◆ Your objective
Output every entry exactly as written.

◆ Exercise materials
/---
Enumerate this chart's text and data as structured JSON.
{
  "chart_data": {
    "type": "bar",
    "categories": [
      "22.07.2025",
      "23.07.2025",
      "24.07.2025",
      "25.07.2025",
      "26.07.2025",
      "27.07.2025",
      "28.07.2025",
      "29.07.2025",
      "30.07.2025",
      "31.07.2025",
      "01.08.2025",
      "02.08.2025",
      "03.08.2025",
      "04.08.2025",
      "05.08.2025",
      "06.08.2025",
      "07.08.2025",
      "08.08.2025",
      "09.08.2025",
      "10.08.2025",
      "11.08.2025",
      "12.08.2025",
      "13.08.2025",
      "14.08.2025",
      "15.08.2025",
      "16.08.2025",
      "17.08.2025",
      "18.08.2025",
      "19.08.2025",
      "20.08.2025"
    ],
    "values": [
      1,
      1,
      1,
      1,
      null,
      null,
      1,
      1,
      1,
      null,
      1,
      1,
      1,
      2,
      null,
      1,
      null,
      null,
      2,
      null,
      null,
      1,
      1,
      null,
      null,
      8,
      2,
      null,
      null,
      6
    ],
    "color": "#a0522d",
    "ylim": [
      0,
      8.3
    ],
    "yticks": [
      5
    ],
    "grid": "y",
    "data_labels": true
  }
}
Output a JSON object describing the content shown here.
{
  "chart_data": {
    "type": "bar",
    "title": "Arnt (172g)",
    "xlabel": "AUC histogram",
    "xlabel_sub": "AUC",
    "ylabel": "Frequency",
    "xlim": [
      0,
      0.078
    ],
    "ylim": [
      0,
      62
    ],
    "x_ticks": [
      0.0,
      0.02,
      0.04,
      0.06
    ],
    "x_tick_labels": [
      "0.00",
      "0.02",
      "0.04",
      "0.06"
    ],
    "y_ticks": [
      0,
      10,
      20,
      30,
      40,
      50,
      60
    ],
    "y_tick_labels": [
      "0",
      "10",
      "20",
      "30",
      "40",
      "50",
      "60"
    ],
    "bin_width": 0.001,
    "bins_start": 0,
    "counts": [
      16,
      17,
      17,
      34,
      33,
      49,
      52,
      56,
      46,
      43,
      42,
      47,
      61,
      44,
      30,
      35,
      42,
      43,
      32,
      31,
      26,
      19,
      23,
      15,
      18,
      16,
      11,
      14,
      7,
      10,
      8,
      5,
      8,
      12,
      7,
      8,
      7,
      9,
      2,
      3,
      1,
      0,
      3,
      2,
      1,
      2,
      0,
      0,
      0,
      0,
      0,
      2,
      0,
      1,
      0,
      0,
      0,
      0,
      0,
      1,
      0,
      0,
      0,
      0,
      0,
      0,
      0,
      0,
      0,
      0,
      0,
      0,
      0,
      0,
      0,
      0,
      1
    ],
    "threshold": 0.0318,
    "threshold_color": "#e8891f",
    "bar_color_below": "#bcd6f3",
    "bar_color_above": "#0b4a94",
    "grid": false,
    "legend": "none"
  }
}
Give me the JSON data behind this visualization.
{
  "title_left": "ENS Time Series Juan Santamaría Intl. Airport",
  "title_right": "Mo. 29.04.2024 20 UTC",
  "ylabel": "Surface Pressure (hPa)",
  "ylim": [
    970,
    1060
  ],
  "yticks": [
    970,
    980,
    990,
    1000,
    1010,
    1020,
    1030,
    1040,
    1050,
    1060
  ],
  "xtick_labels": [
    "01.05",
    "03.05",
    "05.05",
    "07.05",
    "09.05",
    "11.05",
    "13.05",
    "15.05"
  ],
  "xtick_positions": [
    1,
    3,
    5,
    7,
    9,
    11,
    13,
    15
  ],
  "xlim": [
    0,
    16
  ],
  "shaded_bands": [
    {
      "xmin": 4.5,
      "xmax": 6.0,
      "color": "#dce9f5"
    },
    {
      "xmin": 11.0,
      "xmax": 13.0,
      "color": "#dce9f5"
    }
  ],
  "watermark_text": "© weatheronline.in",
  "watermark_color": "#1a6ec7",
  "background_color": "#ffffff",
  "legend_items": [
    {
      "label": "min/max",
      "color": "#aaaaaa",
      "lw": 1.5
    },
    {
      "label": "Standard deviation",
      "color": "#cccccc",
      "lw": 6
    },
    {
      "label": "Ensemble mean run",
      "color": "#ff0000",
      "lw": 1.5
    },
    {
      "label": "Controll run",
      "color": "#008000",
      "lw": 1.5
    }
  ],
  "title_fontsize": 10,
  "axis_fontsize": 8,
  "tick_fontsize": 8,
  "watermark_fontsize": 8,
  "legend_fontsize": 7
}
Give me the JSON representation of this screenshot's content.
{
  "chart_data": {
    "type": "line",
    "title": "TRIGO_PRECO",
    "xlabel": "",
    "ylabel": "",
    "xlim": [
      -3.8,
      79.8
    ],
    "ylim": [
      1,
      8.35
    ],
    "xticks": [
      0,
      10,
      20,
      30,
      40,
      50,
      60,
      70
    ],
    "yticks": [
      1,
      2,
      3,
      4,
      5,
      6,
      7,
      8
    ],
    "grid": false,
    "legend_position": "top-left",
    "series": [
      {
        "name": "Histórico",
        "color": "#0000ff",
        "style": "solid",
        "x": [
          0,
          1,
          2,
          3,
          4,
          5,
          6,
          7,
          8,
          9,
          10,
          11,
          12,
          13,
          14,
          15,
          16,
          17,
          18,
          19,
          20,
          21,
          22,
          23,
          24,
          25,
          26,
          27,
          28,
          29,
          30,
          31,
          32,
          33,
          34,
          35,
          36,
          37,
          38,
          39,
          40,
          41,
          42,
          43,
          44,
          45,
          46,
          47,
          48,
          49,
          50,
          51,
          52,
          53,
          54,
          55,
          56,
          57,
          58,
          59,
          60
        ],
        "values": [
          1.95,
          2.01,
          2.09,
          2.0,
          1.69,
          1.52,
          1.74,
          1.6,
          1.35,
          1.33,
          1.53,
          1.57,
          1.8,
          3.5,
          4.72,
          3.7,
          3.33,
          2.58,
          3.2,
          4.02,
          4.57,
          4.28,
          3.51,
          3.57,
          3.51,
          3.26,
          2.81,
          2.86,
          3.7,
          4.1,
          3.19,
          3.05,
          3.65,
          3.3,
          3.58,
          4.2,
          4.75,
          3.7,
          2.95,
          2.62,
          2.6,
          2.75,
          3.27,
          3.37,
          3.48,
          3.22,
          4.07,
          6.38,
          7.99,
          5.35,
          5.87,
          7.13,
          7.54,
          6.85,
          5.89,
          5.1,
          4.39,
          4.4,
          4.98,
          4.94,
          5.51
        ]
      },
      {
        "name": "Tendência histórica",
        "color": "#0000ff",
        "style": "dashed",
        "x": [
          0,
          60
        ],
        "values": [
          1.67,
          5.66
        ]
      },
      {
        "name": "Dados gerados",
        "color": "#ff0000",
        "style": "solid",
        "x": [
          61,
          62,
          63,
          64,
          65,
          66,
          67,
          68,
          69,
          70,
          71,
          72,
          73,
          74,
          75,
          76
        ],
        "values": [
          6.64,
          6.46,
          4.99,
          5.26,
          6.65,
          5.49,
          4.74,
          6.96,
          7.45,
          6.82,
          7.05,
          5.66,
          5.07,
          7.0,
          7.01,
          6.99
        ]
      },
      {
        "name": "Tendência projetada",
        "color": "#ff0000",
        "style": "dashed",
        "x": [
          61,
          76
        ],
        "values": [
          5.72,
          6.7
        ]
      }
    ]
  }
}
\---
◆ Solution to the exercise
Enumerate this chart's text and data as structured JSON.
{
  "chart_data": {
    "type": "bar",
    "categories": [
      "22.07.2025",
      "23.07.2025",
      "24.07.2025",
      "25.07.2025",
      "26.07.2025",
      "27.07.2025",
      "28.07.2025",
      "29.07.2025",
      "30.07.2025",
      "31.07.2025",
      "01.08.2025",
      "02.08.2025",
      "03.08.2025",
      "04.08.2025",
      "05.08.2025",
      "06.08.2025",
      "07.08.2025",
      "08.08.2025",
      "09.08.2025",
      "10.08.2025",
      "11.08.2025",
      "12.08.2025",
      "13.08.2025",
      "14.08.2025",
      "15.08.2025",
      "16.08.2025",
      "17.08.2025",
      "18.08.2025",
      "19.08.2025",
      "20.08.2025"
    ],
    "values": [
      1,
      1,
      1,
      1,
      null,
      null,
      1,
      1,
      1,
      null,
      1,
      1,
      1,
      2,
      null,
      1,
      null,
      null,
      2,
      null,
      null,
      1,
      1,
      null,
      null,
      8,
      2,
      null,
      null,
      6
    ],
    "color": "#a0522d",
    "ylim": [
      0,
      8.3
    ],
    "yticks": [
      5
    ],
    "grid": "y",
    "data_labels": true
  }
}
Output a JSON object describing the content shown here.
{
  "chart_data": {
    "type": "bar",
    "title": "Arnt (172g)",
    "xlabel": "AUC histogram",
    "xlabel_sub": "AUC",
    "ylabel": "Frequency",
    "xlim": [
      0,
      0.078
    ],
    "ylim": [
      0,
      62
    ],
    "x_ticks": [
      0.0,
      0.02,
      0.04,
      0.06
    ],
    "x_tick_labels": [
      "0.00",
      "0.02",
      "0.04",
      "0.06"
    ],
    "y_ticks": [
      0,
      10,
      20,
      30,
      40,
      50,
      60
    ],
    "y_tick_labels": [
      "0",
      "10",
      "20",
      "30",
      "40",
      "50",
      "60"
    ],
    "bin_width": 0.001,
    "bins_start": 0,
    "counts": [
      16,
      17,
      17,
      34,
      33,
      49,
      52,
      56,
      46,
      43,
      42,
      47,
      61,
      44,
      30,
      35,
      42,
      43,
      32,
      31,
      26,
      19,
      23,
      15,
      18,
      16,
      11,
      14,
      7,
      10,
      8,
      5,
      8,
      12,
      7,
      8,
      7,
      9,
      2,
      3,
      1,
      0,
      3,
      2,
      1,
      2,
      0,
      0,
      0,
      0,
      0,
      2,
      0,
      1,
      0,
      0,
      0,
      0,
      0,
      1,
      0,
      0,
      0,
      0,
      0,
      0,
      0,
      0,
      0,
      0,
      0,
      0,
      0,
      0,
      0,
      0,
      1
    ],
    "threshold": 0.0318,
    "threshold_color": "#e8891f",
    "bar_color_below": "#bcd6f3",
    "bar_color_above": "#0b4a94",
    "grid": false,
    "legend": "none"
  }
}
Give me the JSON data behind this visualization.
{
  "title_left": "ENS Time Series Juan Santamaría Intl. Airport",
  "title_right": "Mo. 29.04.2024 20 UTC",
  "ylabel": "Surface Pressure (hPa)",
  "ylim": [
    970,
    1060
  ],
  "yticks": [
    970,
    980,
    990,
    1000,
    1010,
    1020,
    1030,
    1040,
    1050,
    1060
  ],
  "xtick_labels": [
    "01.05",
    "03.05",
    "05.05",
    "07.05",
    "09.05",
    "11.05",
    "13.05",
    "15.05"
  ],
  "xtick_positions": [
    1,
    3,
    5,
    7,
    9,
    11,
    13,
    15
  ],
  "xlim": [
    0,
    16
  ],
  "shaded_bands": [
    {
      "xmin": 4.5,
      "xmax": 6.0,
      "color": "#dce9f5"
    },
    {
      "xmin": 11.0,
      "xmax": 13.0,
      "color": "#dce9f5"
    }
  ],
  "watermark_text": "© weatheronline.in",
  "watermark_color": "#1a6ec7",
  "background_color": "#ffffff",
  "legend_items": [
    {
      "label": "min/max",
      "color": "#aaaaaa",
      "lw": 1.5
    },
    {
      "label": "Standard deviation",
      "color": "#cccccc",
      "lw": 6
    },
    {
      "label": "Ensemble mean run",
      "color": "#ff0000",
      "lw": 1.5
    },
    {
      "label": "Controll run",
      "color": "#008000",
      "lw": 1.5
    }
  ],
  "title_fontsize": 10,
  "axis_fontsize": 8,
  "tick_fontsize": 8,
  "watermark_fontsize": 8,
  "legend_fontsize": 7
}
Give me the JSON representation of this screenshot's content.
{
  "chart_data": {
    "type": "line",
    "title": "TRIGO_PRECO",
    "xlabel": "",
    "ylabel": "",
    "xlim": [
      -3.8,
      79.8
    ],
    "ylim": [
      1,
      8.35
    ],
    "xticks": [
      0,
      10,
      20,
      30,
      40,
      50,
      60,
      70
    ],
    "yticks": [
      1,
      2,
      3,
      4,
      5,
      6,
      7,
      8
    ],
    "grid": false,
    "legend_position": "top-left",
    "series": [
      {
        "name": "Histórico",
        "color": "#0000ff",
        "style": "solid",
        "x": [
          0,
          1,
          2,
          3,
          4,
          5,
          6,
          7,
          8,
          9,
          10,
          11,
          12,
          13,
          14,
          15,
          16,
          17,
          18,
          19,
          20,
          21,
          22,
          23,
          24,
          25,
          26,
          27,
          28,
          29,
          30,
          31,
          32,
          33,
          34,
          35,
          36,
          37,
          38,
          39,
          40,
          41,
          42,
          43,
          44,
          45,
          46,
          47,
          48,
          49,
          50,
          51,
          52,
          53,
          54,
          55,
          56,
          57,
          58,
          59,
          60
        ],
        "values": [
          1.95,
          2.01,
          2.09,
          2.0,
          1.69,
          1.52,
          1.74,
          1.6,
          1.35,
          1.33,
          1.53,
          1.57,
          1.8,
          3.5,
          4.72,
          3.7,
          3.33,
          2.58,
          3.2,
          4.02,
          4.57,
          4.28,
          3.51,
          3.57,
          3.51,
          3.26,
          2.81,
          2.86,
          3.7,
          4.1,
          3.19,
          3.05,
          3.65,
          3.3,
          3.58,
          4.2,
          4.75,
          3.7,
          2.95,
          2.62,
          2.6,
          2.75,
          3.27,
          3.37,
          3.48,
          3.22,
          4.07,
          6.38,
          7.99,
          5.35,
          5.87,
          7.13,
          7.54,
          6.85,
          5.89,
          5.1,
          4.39,
          4.4,
          4.98,
          4.94,
          5.51
        ]
      },
      {
        "name": "Tendência histórica",
        "color": "#0000ff",
        "style": "dashed",
        "x": [
          0,
          60
        ],
        "values": [
          1.67,
          5.66
        ]
      },
      {
        "name": "Dados gerados",
        "color": "#ff0000",
        "style": "solid",
        "x": [
          61,
          62,
          63,
          64,
          65,
          66,
          67,
          68,
          69,
          70,
          71,
          72,
          73,
          74,
          75,
          76
        ],
        "values": [
          6.64,
          6.46,
          4.99,
          5.26,
          6.65,
          5.49,
          4.74,
          6.96,
          7.45,
          6.82,
          7.05,
          5.66,
          5.07,
          7.0,
          7.01,
          6.99
        ]
      },
      {
        "name": "Tendência projetada",
        "color": "#ff0000",
        "style": "dashed",
        "x": [
          61,
          76
        ],
        "values": [
          5.72,
          6.7
        ]
      }
    ]
  }
}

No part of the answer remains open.